**Data excerpts:**
..............................

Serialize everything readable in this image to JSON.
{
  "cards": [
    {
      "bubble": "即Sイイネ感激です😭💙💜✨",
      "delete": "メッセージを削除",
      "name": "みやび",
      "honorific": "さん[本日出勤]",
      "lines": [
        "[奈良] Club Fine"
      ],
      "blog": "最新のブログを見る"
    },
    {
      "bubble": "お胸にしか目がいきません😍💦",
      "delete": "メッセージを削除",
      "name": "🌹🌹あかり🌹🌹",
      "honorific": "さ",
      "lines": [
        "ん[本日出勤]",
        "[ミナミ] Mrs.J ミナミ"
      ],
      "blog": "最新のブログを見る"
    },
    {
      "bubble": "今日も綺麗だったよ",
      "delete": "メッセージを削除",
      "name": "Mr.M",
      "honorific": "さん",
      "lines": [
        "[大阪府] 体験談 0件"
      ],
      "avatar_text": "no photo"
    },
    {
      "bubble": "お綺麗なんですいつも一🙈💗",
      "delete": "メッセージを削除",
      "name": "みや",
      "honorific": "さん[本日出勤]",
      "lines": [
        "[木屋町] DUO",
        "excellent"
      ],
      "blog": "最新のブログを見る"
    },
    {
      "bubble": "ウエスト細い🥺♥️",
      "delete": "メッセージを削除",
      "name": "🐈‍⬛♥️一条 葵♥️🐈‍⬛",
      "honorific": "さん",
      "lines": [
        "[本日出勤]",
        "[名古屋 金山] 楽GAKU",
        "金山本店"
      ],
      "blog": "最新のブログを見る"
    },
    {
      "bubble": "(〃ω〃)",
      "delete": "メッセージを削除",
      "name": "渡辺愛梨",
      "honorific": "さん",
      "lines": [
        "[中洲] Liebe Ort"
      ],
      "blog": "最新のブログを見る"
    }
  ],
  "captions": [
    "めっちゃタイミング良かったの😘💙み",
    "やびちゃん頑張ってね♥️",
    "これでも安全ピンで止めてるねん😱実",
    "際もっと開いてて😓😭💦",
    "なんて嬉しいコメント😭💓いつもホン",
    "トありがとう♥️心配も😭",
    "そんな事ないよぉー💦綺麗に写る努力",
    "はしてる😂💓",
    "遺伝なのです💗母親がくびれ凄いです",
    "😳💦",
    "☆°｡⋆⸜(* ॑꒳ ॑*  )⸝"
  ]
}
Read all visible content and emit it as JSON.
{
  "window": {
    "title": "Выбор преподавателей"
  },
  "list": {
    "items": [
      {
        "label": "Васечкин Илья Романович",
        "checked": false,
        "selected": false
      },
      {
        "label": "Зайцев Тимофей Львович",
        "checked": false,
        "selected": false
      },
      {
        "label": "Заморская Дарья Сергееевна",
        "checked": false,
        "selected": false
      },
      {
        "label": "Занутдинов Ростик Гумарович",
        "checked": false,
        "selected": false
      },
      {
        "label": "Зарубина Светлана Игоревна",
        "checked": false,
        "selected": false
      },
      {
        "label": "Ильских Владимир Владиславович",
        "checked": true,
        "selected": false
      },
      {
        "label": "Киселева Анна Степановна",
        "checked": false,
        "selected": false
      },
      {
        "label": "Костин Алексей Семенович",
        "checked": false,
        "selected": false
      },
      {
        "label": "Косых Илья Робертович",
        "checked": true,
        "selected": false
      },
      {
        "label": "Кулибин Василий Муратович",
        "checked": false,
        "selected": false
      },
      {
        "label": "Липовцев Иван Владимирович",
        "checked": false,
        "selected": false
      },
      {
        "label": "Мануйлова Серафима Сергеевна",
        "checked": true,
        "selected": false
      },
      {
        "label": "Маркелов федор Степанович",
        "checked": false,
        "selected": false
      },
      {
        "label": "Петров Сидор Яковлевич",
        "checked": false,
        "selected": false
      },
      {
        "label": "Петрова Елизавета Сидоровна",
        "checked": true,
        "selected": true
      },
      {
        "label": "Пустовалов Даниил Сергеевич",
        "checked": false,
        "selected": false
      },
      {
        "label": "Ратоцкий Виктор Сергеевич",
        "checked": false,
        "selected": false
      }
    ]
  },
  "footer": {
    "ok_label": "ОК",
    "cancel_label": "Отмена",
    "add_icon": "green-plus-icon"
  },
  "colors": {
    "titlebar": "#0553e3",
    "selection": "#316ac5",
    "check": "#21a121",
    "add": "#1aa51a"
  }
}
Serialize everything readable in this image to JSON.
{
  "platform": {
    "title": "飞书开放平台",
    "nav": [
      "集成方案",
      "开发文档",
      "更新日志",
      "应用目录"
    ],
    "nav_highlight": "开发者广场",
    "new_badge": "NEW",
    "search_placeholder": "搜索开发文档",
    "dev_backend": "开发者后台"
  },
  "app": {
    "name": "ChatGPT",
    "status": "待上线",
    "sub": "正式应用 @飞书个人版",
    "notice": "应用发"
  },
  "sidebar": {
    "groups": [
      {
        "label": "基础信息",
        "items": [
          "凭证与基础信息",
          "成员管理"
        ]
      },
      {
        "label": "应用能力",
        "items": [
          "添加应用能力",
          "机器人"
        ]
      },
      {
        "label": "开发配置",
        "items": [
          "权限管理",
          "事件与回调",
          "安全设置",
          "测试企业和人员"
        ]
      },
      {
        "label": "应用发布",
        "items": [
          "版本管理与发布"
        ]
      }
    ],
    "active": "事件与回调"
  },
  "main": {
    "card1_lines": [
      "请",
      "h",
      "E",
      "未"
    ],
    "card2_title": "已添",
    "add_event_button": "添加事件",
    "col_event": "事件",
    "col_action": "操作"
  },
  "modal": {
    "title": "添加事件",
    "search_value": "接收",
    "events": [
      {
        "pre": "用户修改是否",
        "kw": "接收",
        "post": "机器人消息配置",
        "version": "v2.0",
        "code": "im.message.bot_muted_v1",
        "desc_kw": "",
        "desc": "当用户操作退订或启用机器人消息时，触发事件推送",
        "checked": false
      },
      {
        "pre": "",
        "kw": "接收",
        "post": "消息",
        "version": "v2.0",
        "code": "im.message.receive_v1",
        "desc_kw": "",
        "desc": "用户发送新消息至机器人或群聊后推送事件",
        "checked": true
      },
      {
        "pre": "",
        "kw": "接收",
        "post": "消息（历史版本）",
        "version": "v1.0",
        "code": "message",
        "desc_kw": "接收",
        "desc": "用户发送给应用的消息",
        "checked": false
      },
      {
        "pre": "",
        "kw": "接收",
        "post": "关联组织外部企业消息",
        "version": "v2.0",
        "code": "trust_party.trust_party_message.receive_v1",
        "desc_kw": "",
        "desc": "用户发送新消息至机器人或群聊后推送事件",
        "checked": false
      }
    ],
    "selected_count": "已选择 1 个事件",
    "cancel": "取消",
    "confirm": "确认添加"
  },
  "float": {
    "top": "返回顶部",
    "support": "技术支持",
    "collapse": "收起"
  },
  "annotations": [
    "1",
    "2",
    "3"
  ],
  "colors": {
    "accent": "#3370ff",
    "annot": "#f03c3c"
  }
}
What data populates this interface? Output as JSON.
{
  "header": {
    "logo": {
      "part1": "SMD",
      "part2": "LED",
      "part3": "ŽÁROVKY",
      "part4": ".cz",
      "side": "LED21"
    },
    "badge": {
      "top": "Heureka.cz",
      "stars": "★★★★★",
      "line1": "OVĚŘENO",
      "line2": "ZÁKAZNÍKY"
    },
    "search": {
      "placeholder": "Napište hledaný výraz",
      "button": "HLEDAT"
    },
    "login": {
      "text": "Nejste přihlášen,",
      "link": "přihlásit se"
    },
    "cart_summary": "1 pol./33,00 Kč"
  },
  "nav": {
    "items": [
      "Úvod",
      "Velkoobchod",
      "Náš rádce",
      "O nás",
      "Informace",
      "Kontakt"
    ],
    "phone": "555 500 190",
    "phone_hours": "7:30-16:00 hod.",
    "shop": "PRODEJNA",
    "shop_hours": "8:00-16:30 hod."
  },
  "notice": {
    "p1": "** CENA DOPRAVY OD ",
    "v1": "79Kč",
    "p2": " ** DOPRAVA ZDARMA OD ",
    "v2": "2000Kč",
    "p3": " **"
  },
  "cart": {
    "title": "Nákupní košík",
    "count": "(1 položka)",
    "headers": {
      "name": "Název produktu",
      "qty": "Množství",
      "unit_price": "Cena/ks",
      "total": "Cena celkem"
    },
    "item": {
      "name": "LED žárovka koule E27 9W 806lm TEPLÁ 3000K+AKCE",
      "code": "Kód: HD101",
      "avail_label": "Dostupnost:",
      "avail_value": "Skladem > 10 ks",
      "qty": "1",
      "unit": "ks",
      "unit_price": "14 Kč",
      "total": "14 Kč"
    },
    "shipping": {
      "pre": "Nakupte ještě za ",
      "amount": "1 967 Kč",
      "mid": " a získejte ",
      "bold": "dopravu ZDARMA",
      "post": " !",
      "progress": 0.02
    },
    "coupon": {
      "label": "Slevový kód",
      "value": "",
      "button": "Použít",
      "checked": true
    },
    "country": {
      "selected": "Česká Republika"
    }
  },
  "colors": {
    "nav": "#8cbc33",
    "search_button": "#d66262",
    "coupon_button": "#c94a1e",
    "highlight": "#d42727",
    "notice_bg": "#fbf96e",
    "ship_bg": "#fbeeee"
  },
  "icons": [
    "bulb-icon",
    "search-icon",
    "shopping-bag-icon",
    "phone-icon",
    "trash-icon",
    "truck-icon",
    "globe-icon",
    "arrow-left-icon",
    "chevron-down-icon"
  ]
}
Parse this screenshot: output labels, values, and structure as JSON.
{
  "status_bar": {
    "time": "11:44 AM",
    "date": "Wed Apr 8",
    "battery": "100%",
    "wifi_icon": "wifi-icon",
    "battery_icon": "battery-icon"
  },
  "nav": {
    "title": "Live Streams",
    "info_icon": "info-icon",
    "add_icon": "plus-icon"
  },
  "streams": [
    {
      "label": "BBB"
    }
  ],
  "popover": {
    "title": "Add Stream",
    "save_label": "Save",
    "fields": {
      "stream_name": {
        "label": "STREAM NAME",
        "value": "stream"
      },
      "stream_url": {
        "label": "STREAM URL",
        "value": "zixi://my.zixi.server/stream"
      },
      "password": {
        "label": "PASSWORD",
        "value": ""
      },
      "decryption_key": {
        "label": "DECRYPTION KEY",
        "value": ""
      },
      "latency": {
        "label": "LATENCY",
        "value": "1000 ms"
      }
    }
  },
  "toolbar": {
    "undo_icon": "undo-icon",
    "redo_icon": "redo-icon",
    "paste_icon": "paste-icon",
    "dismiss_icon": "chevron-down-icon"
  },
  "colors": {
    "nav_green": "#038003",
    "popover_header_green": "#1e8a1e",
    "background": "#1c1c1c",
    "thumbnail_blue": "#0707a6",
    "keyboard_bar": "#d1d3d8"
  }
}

..............................

**The task:** Select and copy every line from the records that includes the word "ZDARMA".

**Reply:**
    "p2": " ** DOPRAVA ZDARMA OD ",
      "bold": "dopravu ZDARMA",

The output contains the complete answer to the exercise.